WRITTEN TASK: Wherever a line holds the word "κατωκοιμένων", copy that line out.
====== INPUT RECORDS ======
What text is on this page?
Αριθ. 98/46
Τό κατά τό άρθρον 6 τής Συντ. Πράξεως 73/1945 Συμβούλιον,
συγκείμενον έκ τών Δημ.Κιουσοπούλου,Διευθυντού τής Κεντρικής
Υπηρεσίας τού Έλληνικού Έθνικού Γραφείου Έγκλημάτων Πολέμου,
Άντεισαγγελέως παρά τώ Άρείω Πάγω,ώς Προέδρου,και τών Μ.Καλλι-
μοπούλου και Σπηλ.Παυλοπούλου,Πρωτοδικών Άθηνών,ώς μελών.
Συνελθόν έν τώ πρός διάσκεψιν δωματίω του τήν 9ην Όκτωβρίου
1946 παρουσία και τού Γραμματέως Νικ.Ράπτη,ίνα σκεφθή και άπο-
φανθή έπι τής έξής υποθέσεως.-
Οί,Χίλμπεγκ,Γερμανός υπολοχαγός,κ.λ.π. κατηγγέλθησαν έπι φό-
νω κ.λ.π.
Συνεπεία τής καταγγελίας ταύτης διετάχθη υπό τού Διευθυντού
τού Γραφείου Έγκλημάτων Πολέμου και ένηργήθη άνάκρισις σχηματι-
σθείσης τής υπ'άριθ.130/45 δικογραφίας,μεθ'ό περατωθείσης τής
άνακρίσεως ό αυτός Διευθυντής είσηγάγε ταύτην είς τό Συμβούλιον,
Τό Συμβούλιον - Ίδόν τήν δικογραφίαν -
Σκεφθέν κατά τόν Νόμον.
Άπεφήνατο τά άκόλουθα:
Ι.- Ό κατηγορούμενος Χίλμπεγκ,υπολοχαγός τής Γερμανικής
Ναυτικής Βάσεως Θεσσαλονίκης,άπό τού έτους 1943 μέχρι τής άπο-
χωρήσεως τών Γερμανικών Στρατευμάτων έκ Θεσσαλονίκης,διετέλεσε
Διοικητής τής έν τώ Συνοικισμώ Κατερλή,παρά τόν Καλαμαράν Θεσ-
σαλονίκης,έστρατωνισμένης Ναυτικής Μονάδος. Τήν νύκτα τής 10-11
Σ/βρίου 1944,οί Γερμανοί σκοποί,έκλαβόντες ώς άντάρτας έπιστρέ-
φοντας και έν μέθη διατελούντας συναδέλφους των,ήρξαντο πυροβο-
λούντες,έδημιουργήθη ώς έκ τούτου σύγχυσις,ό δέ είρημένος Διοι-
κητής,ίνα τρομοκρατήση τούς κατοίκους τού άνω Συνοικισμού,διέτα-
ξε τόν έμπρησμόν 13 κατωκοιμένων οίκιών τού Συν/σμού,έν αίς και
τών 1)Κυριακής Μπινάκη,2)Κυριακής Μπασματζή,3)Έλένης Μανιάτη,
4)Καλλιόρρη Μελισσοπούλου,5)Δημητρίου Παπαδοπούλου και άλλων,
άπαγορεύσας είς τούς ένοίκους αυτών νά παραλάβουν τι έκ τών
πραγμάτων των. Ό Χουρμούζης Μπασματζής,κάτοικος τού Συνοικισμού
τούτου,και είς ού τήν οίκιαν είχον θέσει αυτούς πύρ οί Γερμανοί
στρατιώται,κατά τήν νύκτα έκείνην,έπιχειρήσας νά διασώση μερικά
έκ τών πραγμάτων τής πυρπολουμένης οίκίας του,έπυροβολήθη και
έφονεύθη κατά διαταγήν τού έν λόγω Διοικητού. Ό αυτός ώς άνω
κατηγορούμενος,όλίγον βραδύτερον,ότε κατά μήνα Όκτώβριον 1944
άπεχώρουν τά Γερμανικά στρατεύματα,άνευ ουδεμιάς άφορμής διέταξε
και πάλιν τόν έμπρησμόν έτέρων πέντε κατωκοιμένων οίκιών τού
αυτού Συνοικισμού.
======
TASK RESULT:
ξε τόν έμπρησμόν 13 κατωκοιμένων οίκιών τού Συν/σμού,έν αίς και
και πάλιν τόν έμπρησμόν έτέρων πέντε κατωκοιμένων οίκιών τού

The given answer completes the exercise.